» Your task: Find the lines below that contain the string "Width". Copy each one.

» Information given:
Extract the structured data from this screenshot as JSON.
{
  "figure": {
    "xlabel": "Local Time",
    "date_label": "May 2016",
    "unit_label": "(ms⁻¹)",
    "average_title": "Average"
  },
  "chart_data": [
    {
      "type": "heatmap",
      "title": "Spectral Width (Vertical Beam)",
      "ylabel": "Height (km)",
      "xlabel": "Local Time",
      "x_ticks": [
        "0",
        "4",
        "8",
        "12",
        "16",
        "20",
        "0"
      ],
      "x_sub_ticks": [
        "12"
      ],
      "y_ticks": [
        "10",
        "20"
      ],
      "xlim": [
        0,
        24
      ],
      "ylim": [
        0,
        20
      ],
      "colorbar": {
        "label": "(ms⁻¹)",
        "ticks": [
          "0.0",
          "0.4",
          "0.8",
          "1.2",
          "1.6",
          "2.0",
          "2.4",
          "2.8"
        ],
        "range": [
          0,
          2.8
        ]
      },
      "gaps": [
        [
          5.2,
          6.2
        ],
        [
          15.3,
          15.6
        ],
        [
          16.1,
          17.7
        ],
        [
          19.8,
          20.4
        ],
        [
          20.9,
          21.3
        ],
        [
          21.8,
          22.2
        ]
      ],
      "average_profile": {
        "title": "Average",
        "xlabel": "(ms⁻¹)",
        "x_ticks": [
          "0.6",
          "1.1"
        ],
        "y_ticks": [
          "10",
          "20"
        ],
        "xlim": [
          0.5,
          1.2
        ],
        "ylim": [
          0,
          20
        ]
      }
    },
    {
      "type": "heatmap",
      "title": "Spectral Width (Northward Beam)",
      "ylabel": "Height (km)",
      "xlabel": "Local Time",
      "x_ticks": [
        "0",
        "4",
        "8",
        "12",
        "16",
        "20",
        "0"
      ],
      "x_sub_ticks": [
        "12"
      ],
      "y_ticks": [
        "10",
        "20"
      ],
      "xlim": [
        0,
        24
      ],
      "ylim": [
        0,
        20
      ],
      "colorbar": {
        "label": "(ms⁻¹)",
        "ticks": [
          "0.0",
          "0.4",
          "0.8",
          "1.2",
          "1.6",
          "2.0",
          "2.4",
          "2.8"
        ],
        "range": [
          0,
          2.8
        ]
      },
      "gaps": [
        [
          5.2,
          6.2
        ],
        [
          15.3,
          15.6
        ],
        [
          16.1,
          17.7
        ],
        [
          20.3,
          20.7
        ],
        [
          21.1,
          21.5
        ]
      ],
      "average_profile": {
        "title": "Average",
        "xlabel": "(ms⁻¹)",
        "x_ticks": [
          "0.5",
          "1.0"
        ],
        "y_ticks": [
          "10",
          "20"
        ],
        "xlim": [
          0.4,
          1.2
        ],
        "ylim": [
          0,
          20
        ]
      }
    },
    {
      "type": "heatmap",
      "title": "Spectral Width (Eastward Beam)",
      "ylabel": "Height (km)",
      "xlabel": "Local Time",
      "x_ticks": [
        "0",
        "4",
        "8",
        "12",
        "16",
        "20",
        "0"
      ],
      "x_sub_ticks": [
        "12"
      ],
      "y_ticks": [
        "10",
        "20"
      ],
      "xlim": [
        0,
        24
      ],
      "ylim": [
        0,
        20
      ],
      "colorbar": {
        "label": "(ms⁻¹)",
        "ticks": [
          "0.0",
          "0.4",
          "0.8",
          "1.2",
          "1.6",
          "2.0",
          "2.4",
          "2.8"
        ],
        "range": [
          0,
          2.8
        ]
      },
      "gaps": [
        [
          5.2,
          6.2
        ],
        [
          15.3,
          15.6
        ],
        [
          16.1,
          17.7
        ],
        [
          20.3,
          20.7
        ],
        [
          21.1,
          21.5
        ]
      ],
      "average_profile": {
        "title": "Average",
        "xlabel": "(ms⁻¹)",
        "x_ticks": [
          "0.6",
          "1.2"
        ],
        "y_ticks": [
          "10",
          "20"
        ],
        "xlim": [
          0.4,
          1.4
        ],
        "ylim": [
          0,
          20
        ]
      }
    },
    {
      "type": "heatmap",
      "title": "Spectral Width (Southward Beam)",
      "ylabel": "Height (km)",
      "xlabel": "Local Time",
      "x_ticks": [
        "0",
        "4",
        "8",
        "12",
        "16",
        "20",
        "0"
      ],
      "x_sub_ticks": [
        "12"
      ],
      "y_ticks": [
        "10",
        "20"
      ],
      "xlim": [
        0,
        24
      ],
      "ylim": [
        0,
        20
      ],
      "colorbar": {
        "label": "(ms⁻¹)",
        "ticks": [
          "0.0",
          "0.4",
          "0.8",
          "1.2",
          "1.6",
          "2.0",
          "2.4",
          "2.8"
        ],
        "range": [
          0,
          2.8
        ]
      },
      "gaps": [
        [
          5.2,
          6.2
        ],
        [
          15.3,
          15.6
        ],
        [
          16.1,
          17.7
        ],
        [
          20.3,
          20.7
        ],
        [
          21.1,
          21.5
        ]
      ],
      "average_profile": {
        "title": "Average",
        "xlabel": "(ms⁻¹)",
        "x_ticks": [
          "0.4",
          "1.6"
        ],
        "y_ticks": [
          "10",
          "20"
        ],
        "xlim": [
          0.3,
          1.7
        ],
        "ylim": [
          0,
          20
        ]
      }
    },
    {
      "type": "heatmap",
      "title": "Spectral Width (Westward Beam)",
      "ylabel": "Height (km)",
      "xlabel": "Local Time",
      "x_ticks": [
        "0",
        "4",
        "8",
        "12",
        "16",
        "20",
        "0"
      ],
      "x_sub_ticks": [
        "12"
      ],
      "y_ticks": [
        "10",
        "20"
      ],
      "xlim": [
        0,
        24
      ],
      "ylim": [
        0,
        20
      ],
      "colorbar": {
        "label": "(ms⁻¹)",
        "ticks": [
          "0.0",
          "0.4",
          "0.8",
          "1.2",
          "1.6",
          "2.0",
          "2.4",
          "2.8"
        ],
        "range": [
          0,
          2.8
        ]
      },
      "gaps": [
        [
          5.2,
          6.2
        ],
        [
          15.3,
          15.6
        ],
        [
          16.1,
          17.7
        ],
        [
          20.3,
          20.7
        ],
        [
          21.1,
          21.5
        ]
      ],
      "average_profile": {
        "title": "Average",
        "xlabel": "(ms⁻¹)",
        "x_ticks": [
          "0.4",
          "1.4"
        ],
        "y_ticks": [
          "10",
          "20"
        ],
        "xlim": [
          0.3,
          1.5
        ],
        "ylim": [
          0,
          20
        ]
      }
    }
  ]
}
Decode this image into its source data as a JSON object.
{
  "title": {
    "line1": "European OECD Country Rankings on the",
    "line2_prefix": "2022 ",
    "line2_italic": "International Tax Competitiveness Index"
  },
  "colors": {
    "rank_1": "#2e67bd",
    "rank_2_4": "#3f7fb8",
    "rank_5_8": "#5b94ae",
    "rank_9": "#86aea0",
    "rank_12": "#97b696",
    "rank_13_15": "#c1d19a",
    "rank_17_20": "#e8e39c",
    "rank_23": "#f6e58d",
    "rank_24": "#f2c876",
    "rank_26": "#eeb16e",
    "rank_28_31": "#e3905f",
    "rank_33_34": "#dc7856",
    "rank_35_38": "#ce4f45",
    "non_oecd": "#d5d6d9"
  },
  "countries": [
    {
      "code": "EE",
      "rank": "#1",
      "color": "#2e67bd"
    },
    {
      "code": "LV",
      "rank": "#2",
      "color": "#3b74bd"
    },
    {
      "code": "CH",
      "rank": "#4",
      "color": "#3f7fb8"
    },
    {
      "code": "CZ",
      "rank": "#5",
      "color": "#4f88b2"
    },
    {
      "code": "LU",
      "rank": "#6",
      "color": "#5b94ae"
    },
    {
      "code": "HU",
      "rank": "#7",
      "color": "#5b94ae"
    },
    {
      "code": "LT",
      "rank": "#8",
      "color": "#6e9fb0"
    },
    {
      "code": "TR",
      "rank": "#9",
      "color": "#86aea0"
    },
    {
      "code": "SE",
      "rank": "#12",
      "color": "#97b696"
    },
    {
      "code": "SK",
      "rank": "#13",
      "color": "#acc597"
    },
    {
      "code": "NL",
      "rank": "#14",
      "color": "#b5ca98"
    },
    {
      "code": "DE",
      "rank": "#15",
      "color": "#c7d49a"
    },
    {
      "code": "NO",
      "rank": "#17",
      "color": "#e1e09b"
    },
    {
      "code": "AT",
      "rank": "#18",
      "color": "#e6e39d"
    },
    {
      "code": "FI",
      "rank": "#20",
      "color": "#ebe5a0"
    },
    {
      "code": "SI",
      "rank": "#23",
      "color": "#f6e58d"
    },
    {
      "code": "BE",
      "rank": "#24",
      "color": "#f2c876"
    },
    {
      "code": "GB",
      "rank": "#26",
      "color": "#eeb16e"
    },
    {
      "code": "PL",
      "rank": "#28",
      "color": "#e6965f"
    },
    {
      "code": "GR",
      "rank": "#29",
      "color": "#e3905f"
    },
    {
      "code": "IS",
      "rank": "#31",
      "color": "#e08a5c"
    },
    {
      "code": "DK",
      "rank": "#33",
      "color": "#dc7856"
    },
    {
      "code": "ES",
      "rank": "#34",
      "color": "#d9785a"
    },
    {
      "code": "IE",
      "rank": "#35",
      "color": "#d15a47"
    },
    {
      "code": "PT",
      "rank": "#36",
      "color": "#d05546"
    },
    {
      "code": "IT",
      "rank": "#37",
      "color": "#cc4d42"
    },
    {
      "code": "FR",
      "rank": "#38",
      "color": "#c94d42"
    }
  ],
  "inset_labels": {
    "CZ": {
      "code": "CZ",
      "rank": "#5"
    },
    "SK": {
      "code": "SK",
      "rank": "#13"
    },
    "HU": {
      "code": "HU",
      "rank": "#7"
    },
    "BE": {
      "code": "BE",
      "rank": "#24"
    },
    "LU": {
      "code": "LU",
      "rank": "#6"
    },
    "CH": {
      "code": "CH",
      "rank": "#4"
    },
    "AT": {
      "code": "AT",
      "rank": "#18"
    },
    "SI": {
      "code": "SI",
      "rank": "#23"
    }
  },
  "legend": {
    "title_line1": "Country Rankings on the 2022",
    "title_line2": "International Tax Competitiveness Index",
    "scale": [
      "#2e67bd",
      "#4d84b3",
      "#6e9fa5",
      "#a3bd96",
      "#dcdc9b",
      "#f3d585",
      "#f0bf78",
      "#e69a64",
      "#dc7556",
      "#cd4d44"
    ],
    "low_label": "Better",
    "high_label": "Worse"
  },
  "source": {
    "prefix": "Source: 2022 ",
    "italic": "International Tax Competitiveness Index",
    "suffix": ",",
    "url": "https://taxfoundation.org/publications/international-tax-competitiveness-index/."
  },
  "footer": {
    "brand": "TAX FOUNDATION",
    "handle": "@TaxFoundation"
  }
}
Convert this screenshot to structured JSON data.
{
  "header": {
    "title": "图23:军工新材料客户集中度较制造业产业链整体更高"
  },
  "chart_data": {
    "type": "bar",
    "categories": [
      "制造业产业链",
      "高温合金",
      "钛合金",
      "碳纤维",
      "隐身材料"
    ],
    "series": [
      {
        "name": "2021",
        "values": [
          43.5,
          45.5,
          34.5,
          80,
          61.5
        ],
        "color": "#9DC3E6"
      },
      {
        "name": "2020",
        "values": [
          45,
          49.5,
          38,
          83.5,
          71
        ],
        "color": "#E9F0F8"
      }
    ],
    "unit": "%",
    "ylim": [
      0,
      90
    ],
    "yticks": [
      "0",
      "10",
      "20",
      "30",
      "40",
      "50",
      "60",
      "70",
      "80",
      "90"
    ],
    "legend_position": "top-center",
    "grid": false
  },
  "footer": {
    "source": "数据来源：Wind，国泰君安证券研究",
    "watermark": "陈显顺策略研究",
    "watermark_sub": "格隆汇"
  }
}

» Result of this task:
      "title": "Spectral Width (Vertical Beam)",
      "title": "Spectral Width (Northward Beam)",
      "title": "Spectral Width (Eastward Beam)",
      "title": "Spectral Width (Southward Beam)",
      "title": "Spectral Width (Westward Beam)",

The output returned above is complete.